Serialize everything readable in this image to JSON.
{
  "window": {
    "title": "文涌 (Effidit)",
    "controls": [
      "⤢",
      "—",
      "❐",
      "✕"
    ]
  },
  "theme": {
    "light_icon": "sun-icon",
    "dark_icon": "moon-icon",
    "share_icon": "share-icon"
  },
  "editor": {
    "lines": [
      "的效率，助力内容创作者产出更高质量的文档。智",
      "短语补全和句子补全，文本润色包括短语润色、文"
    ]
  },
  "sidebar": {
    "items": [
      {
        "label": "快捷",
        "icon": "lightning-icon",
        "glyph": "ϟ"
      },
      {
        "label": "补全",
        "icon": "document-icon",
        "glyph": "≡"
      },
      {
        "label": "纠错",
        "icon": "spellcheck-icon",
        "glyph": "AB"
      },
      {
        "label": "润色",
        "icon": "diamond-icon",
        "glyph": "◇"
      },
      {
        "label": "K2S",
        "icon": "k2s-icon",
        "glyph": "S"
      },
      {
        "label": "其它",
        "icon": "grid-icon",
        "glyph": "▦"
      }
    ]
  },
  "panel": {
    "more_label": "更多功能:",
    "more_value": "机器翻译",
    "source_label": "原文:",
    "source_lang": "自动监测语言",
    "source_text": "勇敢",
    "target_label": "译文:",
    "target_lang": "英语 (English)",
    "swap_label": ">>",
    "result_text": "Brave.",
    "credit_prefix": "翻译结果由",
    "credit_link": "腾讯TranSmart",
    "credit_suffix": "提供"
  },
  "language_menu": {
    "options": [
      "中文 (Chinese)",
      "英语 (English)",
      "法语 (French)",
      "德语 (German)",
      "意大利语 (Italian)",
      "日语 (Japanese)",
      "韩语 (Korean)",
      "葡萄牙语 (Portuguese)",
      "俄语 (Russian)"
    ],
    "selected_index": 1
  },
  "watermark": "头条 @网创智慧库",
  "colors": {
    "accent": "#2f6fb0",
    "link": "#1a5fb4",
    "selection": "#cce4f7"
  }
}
——————————
_Written exercise:_ Copy out every entry again, exactly as it was given.

_Reply to the exercise:_
Serialize everything readable in this image to JSON.
{
  "window": {
    "title": "文涌 (Effidit)",
    "controls": [
      "⤢",
      "—",
      "❐",
      "✕"
    ]
  },
  "theme": {
    "light_icon": "sun-icon",
    "dark_icon": "moon-icon",
    "share_icon": "share-icon"
  },
  "editor": {
    "lines": [
      "的效率，助力内容创作者产出更高质量的文档。智",
      "短语补全和句子补全，文本润色包括短语润色、文"
    ]
  },
  "sidebar": {
    "items": [
      {
        "label": "快捷",
        "icon": "lightning-icon",
        "glyph": "ϟ"
      },
      {
        "label": "补全",
        "icon": "document-icon",
        "glyph": "≡"
      },
      {
        "label": "纠错",
        "icon": "spellcheck-icon",
        "glyph": "AB"
      },
      {
        "label": "润色",
        "icon": "diamond-icon",
        "glyph": "◇"
      },
      {
        "label": "K2S",
        "icon": "k2s-icon",
        "glyph": "S"
      },
      {
        "label": "其它",
        "icon": "grid-icon",
        "glyph": "▦"
      }
    ]
  },
  "panel": {
    "more_label": "更多功能:",
    "more_value": "机器翻译",
    "source_label": "原文:",
    "source_lang": "自动监测语言",
    "source_text": "勇敢",
    "target_label": "译文:",
    "target_lang": "英语 (English)",
    "swap_label": ">>",
    "result_text": "Brave.",
    "credit_prefix": "翻译结果由",
    "credit_link": "腾讯TranSmart",
    "credit_suffix": "提供"
  },
  "language_menu": {
    "options": [
      "中文 (Chinese)",
      "英语 (English)",
      "法语 (French)",
      "德语 (German)",
      "意大利语 (Italian)",
      "日语 (Japanese)",
      "韩语 (Korean)",
      "葡萄牙语 (Portuguese)",
      "俄语 (Russian)"
    ],
    "selected_index": 1
  },
  "watermark": "头条 @网创智慧库",
  "colors": {
    "accent": "#2f6fb0",
    "link": "#1a5fb4",
    "selection": "#cce4f7"
  }
}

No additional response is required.